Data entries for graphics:
————

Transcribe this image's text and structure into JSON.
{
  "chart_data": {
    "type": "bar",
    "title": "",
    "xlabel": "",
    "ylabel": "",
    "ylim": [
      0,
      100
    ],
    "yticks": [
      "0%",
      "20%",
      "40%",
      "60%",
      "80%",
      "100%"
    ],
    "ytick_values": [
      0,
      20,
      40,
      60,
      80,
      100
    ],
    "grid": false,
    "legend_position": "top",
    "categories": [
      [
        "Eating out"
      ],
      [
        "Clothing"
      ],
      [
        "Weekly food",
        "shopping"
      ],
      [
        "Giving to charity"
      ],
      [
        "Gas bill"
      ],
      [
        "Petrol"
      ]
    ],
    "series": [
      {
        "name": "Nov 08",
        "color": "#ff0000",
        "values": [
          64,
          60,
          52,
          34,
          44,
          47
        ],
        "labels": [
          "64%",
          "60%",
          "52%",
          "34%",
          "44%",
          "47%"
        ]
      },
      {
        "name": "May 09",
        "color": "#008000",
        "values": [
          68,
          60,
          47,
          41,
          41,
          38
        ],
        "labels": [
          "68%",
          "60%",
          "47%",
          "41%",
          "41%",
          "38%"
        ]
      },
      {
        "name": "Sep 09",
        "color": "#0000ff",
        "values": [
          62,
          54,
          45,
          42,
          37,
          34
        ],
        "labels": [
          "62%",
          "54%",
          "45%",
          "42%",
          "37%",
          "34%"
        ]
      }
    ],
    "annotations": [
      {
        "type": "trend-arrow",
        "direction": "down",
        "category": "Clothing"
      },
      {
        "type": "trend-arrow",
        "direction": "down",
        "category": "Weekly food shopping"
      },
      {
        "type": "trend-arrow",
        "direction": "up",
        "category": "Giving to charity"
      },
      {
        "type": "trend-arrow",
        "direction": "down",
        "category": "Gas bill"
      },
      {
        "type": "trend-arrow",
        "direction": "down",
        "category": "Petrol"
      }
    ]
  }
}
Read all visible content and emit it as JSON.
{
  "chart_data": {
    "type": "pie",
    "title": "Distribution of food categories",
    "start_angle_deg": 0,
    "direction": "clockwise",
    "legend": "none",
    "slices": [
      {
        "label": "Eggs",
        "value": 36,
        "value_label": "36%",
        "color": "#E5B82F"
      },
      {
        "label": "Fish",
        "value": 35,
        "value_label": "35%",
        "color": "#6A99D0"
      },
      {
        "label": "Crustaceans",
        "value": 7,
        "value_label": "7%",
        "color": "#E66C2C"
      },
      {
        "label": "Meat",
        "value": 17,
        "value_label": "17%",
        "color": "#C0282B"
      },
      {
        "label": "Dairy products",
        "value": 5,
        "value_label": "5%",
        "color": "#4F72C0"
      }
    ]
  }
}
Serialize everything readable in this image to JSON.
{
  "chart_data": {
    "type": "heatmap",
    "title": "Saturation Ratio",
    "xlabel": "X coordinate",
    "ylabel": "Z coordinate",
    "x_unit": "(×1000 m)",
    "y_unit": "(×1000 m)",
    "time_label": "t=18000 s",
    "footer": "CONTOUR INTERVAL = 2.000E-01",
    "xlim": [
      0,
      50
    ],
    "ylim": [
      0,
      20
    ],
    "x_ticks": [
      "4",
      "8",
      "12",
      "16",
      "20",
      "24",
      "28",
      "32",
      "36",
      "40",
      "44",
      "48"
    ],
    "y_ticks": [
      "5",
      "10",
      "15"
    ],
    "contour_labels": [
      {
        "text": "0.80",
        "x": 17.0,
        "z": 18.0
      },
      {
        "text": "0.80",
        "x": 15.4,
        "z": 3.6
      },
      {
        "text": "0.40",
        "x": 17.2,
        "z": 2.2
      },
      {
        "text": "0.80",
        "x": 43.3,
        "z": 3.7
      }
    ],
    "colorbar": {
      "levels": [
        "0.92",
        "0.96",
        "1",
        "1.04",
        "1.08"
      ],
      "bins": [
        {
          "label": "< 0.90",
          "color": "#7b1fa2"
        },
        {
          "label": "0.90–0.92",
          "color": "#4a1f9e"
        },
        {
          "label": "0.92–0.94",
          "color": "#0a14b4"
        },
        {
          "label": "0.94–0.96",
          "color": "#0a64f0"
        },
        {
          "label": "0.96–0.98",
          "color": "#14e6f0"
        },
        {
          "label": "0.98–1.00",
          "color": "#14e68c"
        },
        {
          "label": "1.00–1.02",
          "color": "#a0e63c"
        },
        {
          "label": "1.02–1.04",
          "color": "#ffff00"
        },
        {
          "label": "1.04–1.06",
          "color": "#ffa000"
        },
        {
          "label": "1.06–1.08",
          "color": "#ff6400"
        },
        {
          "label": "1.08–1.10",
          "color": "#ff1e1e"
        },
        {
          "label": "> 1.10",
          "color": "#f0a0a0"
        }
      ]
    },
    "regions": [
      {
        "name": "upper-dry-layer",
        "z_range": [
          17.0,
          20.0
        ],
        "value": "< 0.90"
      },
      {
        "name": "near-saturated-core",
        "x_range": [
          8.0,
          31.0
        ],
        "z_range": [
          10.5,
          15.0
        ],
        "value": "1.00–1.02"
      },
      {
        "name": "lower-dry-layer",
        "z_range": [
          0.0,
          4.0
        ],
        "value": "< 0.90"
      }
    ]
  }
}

————

Quote every line of the data, word for word.

→ **EXPECTED ANSWER**
Transcribe this image's text and structure into JSON.
{
  "chart_data": {
    "type": "bar",
    "title": "",
    "xlabel": "",
    "ylabel": "",
    "ylim": [
      0,
      100
    ],
    "yticks": [
      "0%",
      "20%",
      "40%",
      "60%",
      "80%",
      "100%"
    ],
    "ytick_values": [
      0,
      20,
      40,
      60,
      80,
      100
    ],
    "grid": false,
    "legend_position": "top",
    "categories": [
      [
        "Eating out"
      ],
      [
        "Clothing"
      ],
      [
        "Weekly food",
        "shopping"
      ],
      [
        "Giving to charity"
      ],
      [
        "Gas bill"
      ],
      [
        "Petrol"
      ]
    ],
    "series": [
      {
        "name": "Nov 08",
        "color": "#ff0000",
        "values": [
          64,
          60,
          52,
          34,
          44,
          47
        ],
        "labels": [
          "64%",
          "60%",
          "52%",
          "34%",
          "44%",
          "47%"
        ]
      },
      {
        "name": "May 09",
        "color": "#008000",
        "values": [
          68,
          60,
          47,
          41,
          41,
          38
        ],
        "labels": [
          "68%",
          "60%",
          "47%",
          "41%",
          "41%",
          "38%"
        ]
      },
      {
        "name": "Sep 09",
        "color": "#0000ff",
        "values": [
          62,
          54,
          45,
          42,
          37,
          34
        ],
        "labels": [
          "62%",
          "54%",
          "45%",
          "42%",
          "37%",
          "34%"
        ]
      }
    ],
    "annotations": [
      {
        "type": "trend-arrow",
        "direction": "down",
        "category": "Clothing"
      },
      {
        "type": "trend-arrow",
        "direction": "down",
        "category": "Weekly food shopping"
      },
      {
        "type": "trend-arrow",
        "direction": "up",
        "category": "Giving to charity"
      },
      {
        "type": "trend-arrow",
        "direction": "down",
        "category": "Gas bill"
      },
      {
        "type": "trend-arrow",
        "direction": "down",
        "category": "Petrol"
      }
    ]
  }
}
Read all visible content and emit it as JSON.
{
  "chart_data": {
    "type": "pie",
    "title": "Distribution of food categories",
    "start_angle_deg": 0,
    "direction": "clockwise",
    "legend": "none",
    "slices": [
      {
        "label": "Eggs",
        "value": 36,
        "value_label": "36%",
        "color": "#E5B82F"
      },
      {
        "label": "Fish",
        "value": 35,
        "value_label": "35%",
        "color": "#6A99D0"
      },
      {
        "label": "Crustaceans",
        "value": 7,
        "value_label": "7%",
        "color": "#E66C2C"
      },
      {
        "label": "Meat",
        "value": 17,
        "value_label": "17%",
        "color": "#C0282B"
      },
      {
        "label": "Dairy products",
        "value": 5,
        "value_label": "5%",
        "color": "#4F72C0"
      }
    ]
  }
}
Serialize everything readable in this image to JSON.
{
  "chart_data": {
    "type": "heatmap",
    "title": "Saturation Ratio",
    "xlabel": "X coordinate",
    "ylabel": "Z coordinate",
    "x_unit": "(×1000 m)",
    "y_unit": "(×1000 m)",
    "time_label": "t=18000 s",
    "footer": "CONTOUR INTERVAL = 2.000E-01",
    "xlim": [
      0,
      50
    ],
    "ylim": [
      0,
      20
    ],
    "x_ticks": [
      "4",
      "8",
      "12",
      "16",
      "20",
      "24",
      "28",
      "32",
      "36",
      "40",
      "44",
      "48"
    ],
    "y_ticks": [
      "5",
      "10",
      "15"
    ],
    "contour_labels": [
      {
        "text": "0.80",
        "x": 17.0,
        "z": 18.0
      },
      {
        "text": "0.80",
        "x": 15.4,
        "z": 3.6
      },
      {
        "text": "0.40",
        "x": 17.2,
        "z": 2.2
      },
      {
        "text": "0.80",
        "x": 43.3,
        "z": 3.7
      }
    ],
    "colorbar": {
      "levels": [
        "0.92",
        "0.96",
        "1",
        "1.04",
        "1.08"
      ],
      "bins": [
        {
          "label": "< 0.90",
          "color": "#7b1fa2"
        },
        {
          "label": "0.90–0.92",
          "color": "#4a1f9e"
        },
        {
          "label": "0.92–0.94",
          "color": "#0a14b4"
        },
        {
          "label": "0.94–0.96",
          "color": "#0a64f0"
        },
        {
          "label": "0.96–0.98",
          "color": "#14e6f0"
        },
        {
          "label": "0.98–1.00",
          "color": "#14e68c"
        },
        {
          "label": "1.00–1.02",
          "color": "#a0e63c"
        },
        {
          "label": "1.02–1.04",
          "color": "#ffff00"
        },
        {
          "label": "1.04–1.06",
          "color": "#ffa000"
        },
        {
          "label": "1.06–1.08",
          "color": "#ff6400"
        },
        {
          "label": "1.08–1.10",
          "color": "#ff1e1e"
        },
        {
          "label": "> 1.10",
          "color": "#f0a0a0"
        }
      ]
    },
    "regions": [
      {
        "name": "upper-dry-layer",
        "z_range": [
          17.0,
          20.0
        ],
        "value": "< 0.90"
      },
      {
        "name": "near-saturated-core",
        "x_range": [
          8.0,
          31.0
        ],
        "z_range": [
          10.5,
          15.0
        ],
        "value": "1.00–1.02"
      },
      {
        "name": "lower-dry-layer",
        "z_range": [
          0.0,
          4.0
        ],
        "value": "< 0.90"
      }
    ]
  }
}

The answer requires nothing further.